# Set problem
The records below are to be quoted in full; please keep every word exact.

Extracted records
start
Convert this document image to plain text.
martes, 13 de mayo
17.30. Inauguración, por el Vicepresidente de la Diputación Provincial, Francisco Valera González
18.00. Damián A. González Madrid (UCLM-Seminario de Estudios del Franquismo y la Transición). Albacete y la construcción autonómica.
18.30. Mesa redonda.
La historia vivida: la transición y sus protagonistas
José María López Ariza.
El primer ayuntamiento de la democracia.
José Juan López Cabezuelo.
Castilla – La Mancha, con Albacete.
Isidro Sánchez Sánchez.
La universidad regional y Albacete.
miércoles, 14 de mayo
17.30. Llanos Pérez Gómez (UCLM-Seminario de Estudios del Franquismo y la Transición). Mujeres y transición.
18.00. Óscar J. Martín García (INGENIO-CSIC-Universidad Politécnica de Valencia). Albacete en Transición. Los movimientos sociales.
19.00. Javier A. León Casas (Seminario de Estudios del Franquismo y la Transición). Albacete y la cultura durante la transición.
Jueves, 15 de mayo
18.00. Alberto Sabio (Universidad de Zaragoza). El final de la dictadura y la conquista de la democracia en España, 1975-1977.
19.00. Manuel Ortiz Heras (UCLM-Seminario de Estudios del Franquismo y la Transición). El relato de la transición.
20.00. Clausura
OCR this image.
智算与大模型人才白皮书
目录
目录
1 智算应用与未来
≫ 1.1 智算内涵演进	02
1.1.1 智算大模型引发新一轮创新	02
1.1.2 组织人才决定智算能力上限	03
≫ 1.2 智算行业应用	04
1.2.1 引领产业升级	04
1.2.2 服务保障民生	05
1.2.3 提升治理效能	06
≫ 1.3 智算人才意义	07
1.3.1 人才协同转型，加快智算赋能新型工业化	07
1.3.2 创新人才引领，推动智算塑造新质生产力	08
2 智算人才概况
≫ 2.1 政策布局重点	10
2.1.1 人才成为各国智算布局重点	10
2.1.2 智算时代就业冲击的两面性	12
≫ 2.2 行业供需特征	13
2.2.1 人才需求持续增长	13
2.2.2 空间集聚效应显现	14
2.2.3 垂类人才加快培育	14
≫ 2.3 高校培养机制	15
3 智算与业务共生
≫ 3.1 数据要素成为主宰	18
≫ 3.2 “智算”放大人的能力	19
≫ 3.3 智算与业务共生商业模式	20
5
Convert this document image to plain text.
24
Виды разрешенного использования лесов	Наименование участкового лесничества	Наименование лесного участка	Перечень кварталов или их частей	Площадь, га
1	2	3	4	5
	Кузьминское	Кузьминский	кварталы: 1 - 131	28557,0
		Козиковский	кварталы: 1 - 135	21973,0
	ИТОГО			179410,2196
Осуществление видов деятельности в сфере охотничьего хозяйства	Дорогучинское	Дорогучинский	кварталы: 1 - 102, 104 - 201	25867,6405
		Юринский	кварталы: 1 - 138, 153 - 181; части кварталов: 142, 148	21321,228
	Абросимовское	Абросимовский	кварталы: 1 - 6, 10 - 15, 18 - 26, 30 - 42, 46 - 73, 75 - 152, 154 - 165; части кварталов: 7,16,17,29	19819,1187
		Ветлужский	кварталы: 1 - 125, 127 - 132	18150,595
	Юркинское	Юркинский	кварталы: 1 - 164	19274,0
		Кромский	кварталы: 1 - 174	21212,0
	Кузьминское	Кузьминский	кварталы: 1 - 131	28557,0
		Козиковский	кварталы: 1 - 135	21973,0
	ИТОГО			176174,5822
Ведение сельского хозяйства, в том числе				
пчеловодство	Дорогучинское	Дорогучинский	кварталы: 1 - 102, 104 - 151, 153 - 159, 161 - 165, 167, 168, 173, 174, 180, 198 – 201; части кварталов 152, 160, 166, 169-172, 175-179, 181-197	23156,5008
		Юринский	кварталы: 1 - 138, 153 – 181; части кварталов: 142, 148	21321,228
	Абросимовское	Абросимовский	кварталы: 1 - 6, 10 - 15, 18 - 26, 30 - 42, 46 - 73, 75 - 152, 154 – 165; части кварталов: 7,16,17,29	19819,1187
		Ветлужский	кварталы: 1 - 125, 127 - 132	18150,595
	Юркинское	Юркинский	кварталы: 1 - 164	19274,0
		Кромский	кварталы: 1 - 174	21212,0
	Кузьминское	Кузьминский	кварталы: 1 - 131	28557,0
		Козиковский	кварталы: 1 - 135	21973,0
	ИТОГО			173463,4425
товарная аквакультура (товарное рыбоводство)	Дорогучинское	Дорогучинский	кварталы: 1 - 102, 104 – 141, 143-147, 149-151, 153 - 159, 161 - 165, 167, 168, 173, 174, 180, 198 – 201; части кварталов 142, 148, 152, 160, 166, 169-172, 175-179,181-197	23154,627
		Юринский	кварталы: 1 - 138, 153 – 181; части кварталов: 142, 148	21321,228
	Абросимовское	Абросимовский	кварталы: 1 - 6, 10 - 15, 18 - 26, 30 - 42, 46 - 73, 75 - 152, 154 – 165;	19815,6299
end
# The solution
Convert this document image to plain text.
martes, 13 de mayo
17.30. Inauguración, por el Vicepresidente de la Diputación Provincial, Francisco Valera González
18.00. Damián A. González Madrid (UCLM-Seminario de Estudios del Franquismo y la Transición). Albacete y la construcción autonómica.
18.30. Mesa redonda.
La historia vivida: la transición y sus protagonistas
José María López Ariza.
El primer ayuntamiento de la democracia.
José Juan López Cabezuelo.
Castilla – La Mancha, con Albacete.
Isidro Sánchez Sánchez.
La universidad regional y Albacete.
miércoles, 14 de mayo
17.30. Llanos Pérez Gómez (UCLM-Seminario de Estudios del Franquismo y la Transición). Mujeres y transición.
18.00. Óscar J. Martín García (INGENIO-CSIC-Universidad Politécnica de Valencia). Albacete en Transición. Los movimientos sociales.
19.00. Javier A. León Casas (Seminario de Estudios del Franquismo y la Transición). Albacete y la cultura durante la transición.
Jueves, 15 de mayo
18.00. Alberto Sabio (Universidad de Zaragoza). El final de la dictadura y la conquista de la democracia en España, 1975-1977.
19.00. Manuel Ortiz Heras (UCLM-Seminario de Estudios del Franquismo y la Transición). El relato de la transición.
20.00. Clausura
OCR this image.
智算与大模型人才白皮书
目录
目录
1 智算应用与未来
≫ 1.1 智算内涵演进	02
1.1.1 智算大模型引发新一轮创新	02
1.1.2 组织人才决定智算能力上限	03
≫ 1.2 智算行业应用	04
1.2.1 引领产业升级	04
1.2.2 服务保障民生	05
1.2.3 提升治理效能	06
≫ 1.3 智算人才意义	07
1.3.1 人才协同转型，加快智算赋能新型工业化	07
1.3.2 创新人才引领，推动智算塑造新质生产力	08
2 智算人才概况
≫ 2.1 政策布局重点	10
2.1.1 人才成为各国智算布局重点	10
2.1.2 智算时代就业冲击的两面性	12
≫ 2.2 行业供需特征	13
2.2.1 人才需求持续增长	13
2.2.2 空间集聚效应显现	14
2.2.3 垂类人才加快培育	14
≫ 2.3 高校培养机制	15
3 智算与业务共生
≫ 3.1 数据要素成为主宰	18
≫ 3.2 “智算”放大人的能力	19
≫ 3.3 智算与业务共生商业模式	20
5
Convert this document image to plain text.
24
Виды разрешенного использования лесов	Наименование участкового лесничества	Наименование лесного участка	Перечень кварталов или их частей	Площадь, га
1	2	3	4	5
	Кузьминское	Кузьминский	кварталы: 1 - 131	28557,0
		Козиковский	кварталы: 1 - 135	21973,0
	ИТОГО			179410,2196
Осуществление видов деятельности в сфере охотничьего хозяйства	Дорогучинское	Дорогучинский	кварталы: 1 - 102, 104 - 201	25867,6405
		Юринский	кварталы: 1 - 138, 153 - 181; части кварталов: 142, 148	21321,228
	Абросимовское	Абросимовский	кварталы: 1 - 6, 10 - 15, 18 - 26, 30 - 42, 46 - 73, 75 - 152, 154 - 165; части кварталов: 7,16,17,29	19819,1187
		Ветлужский	кварталы: 1 - 125, 127 - 132	18150,595
	Юркинское	Юркинский	кварталы: 1 - 164	19274,0
		Кромский	кварталы: 1 - 174	21212,0
	Кузьминское	Кузьминский	кварталы: 1 - 131	28557,0
		Козиковский	кварталы: 1 - 135	21973,0
	ИТОГО			176174,5822
Ведение сельского хозяйства, в том числе				
пчеловодство	Дорогучинское	Дорогучинский	кварталы: 1 - 102, 104 - 151, 153 - 159, 161 - 165, 167, 168, 173, 174, 180, 198 – 201; части кварталов 152, 160, 166, 169-172, 175-179, 181-197	23156,5008
		Юринский	кварталы: 1 - 138, 153 – 181; части кварталов: 142, 148	21321,228
	Абросимовское	Абросимовский	кварталы: 1 - 6, 10 - 15, 18 - 26, 30 - 42, 46 - 73, 75 - 152, 154 – 165; части кварталов: 7,16,17,29	19819,1187
		Ветлужский	кварталы: 1 - 125, 127 - 132	18150,595
	Юркинское	Юркинский	кварталы: 1 - 164	19274,0
		Кромский	кварталы: 1 - 174	21212,0
	Кузьминское	Кузьминский	кварталы: 1 - 131	28557,0
		Козиковский	кварталы: 1 - 135	21973,0
	ИТОГО			173463,4425
товарная аквакультура (товарное рыбоводство)	Дорогучинское	Дорогучинский	кварталы: 1 - 102, 104 – 141, 143-147, 149-151, 153 - 159, 161 - 165, 167, 168, 173, 174, 180, 198 – 201; части кварталов 142, 148, 152, 160, 166, 169-172, 175-179,181-197	23154,627
		Юринский	кварталы: 1 - 138, 153 – 181; части кварталов: 142, 148	21321,228
	Абросимовское	Абросимовский	кварталы: 1 - 6, 10 - 15, 18 - 26, 30 - 42, 46 - 73, 75 - 152, 154 – 165;	19815,6299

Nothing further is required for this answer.